━━ Material provided

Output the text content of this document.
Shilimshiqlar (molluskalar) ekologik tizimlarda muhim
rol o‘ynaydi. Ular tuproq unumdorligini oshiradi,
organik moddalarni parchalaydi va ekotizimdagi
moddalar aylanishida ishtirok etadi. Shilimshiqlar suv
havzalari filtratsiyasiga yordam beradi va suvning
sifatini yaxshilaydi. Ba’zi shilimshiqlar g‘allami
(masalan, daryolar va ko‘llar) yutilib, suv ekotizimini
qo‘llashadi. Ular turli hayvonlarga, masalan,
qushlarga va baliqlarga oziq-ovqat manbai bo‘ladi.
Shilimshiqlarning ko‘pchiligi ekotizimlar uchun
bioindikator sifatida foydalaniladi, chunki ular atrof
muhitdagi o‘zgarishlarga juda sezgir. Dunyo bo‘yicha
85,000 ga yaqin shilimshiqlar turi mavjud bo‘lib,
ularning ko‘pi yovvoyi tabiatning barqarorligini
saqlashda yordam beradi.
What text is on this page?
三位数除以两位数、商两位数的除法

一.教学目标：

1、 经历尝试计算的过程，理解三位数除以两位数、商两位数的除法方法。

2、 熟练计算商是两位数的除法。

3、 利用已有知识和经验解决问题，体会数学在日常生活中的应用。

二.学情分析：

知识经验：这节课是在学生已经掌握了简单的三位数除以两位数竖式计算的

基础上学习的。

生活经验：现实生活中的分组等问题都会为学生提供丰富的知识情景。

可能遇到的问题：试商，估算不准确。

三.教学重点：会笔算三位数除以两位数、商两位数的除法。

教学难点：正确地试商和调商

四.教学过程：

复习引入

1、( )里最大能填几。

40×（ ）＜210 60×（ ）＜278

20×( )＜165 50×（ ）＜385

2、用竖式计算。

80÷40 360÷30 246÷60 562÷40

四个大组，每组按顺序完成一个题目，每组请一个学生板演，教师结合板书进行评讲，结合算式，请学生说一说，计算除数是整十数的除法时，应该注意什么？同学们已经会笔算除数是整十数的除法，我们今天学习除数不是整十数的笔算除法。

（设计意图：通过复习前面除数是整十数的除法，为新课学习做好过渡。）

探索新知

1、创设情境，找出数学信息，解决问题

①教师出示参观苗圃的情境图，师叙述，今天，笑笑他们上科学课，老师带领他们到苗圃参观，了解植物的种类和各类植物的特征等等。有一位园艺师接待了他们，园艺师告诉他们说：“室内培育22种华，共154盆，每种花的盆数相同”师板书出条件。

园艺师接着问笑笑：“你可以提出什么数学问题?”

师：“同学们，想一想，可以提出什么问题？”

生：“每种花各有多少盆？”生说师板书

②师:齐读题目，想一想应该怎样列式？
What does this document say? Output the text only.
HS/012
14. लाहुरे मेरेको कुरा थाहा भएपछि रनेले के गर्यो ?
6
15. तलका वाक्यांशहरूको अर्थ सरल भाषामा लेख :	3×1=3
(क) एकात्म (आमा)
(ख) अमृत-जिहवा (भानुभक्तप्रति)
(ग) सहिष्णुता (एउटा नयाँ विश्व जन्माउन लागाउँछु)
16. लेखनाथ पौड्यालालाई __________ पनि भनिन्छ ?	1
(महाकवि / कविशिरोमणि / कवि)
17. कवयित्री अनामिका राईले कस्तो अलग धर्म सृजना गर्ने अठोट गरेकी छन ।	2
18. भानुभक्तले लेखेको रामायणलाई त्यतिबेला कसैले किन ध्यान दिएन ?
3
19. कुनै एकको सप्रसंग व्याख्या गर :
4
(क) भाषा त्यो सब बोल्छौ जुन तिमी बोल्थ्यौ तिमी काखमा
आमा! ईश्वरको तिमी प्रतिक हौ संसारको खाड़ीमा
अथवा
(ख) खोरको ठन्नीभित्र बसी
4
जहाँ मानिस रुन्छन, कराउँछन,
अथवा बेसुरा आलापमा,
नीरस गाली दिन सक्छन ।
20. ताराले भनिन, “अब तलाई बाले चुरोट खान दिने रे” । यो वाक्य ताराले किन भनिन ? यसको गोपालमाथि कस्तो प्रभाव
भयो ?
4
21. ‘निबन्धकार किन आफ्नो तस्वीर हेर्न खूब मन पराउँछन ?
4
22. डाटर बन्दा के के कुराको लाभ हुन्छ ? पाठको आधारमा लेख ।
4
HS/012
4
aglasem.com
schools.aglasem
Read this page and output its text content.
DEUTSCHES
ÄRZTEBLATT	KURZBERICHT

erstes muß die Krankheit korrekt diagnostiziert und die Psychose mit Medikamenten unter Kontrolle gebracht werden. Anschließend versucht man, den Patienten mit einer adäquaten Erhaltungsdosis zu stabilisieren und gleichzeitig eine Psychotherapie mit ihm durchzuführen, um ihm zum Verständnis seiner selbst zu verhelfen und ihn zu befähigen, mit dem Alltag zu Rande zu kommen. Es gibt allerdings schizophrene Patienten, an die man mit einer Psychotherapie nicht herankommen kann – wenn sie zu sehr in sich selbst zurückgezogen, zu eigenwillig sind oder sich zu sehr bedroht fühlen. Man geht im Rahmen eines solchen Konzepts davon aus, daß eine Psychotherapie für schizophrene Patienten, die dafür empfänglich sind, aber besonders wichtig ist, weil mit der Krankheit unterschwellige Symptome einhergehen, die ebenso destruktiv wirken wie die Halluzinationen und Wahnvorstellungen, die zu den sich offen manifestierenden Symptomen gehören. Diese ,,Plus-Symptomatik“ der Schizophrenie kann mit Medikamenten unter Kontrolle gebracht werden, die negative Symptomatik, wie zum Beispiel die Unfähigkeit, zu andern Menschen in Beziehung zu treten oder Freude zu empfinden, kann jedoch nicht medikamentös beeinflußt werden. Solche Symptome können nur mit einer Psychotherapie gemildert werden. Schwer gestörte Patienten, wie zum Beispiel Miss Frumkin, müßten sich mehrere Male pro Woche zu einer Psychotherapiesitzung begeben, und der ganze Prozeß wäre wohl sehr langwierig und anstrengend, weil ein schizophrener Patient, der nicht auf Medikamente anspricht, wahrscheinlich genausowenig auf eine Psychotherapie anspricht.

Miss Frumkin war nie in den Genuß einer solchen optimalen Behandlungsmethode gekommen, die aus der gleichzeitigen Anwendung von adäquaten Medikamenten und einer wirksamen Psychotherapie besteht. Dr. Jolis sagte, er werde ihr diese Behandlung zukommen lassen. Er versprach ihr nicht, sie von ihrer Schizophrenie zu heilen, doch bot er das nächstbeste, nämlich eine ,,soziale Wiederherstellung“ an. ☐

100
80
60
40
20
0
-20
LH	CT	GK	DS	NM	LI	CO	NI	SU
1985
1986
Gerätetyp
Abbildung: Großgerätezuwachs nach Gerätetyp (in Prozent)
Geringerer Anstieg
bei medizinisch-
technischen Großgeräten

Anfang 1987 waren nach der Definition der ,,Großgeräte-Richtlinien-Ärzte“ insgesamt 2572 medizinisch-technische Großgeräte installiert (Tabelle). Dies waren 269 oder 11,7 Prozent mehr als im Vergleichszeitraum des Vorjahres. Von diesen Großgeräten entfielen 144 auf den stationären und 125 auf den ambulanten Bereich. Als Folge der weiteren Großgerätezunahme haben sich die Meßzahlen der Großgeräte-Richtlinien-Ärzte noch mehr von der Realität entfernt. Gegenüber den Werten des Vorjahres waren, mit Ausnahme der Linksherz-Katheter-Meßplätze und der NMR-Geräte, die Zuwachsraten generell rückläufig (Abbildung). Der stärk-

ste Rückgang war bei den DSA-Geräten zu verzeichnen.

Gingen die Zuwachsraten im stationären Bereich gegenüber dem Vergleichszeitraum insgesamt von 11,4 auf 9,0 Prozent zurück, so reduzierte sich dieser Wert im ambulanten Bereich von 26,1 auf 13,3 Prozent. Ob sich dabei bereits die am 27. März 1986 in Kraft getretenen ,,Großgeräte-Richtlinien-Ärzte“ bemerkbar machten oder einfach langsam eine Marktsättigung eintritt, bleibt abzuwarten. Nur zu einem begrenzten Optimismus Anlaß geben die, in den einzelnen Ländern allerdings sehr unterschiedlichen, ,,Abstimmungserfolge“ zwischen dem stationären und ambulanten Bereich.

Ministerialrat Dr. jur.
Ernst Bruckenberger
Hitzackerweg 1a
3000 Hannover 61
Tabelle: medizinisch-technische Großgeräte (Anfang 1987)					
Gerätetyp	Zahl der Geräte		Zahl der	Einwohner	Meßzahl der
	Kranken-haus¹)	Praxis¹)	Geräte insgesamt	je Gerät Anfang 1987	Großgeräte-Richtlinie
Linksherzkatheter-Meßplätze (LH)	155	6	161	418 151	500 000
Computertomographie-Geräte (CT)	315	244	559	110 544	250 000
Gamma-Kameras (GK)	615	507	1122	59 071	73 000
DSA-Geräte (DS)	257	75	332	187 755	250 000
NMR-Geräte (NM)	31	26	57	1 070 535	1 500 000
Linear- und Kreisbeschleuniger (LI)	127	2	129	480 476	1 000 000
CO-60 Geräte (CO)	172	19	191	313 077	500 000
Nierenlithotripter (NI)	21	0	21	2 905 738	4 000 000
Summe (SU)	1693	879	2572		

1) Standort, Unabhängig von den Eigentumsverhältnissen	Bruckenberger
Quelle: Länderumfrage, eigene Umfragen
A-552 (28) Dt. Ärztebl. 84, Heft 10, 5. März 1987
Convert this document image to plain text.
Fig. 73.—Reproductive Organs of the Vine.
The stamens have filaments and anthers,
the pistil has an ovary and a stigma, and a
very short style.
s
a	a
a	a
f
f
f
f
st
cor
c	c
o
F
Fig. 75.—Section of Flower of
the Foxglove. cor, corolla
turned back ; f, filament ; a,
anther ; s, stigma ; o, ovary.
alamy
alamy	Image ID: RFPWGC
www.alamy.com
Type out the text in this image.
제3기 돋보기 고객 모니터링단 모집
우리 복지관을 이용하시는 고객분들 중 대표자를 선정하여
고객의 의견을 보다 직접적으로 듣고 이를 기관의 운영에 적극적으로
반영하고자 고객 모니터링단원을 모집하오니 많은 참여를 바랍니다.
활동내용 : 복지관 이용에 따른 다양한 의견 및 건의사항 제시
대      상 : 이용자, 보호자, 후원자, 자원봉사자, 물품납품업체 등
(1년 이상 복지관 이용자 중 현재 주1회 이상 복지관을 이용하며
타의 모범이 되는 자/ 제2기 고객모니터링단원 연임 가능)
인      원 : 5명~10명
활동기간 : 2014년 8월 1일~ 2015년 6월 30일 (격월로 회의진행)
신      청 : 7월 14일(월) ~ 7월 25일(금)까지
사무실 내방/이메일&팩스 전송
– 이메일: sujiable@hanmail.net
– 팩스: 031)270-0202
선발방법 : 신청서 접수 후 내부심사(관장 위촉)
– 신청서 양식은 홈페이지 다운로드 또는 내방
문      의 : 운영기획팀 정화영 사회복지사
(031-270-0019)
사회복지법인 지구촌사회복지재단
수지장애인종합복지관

━━━━

▸ Requirement: Gather all lines from the records above in which "Bruckenberger" appears.

▸ Problem solution:
Ernst Bruckenberger
1) Standort, Unabhängig von den Eigentumsverhältnissen	Bruckenberger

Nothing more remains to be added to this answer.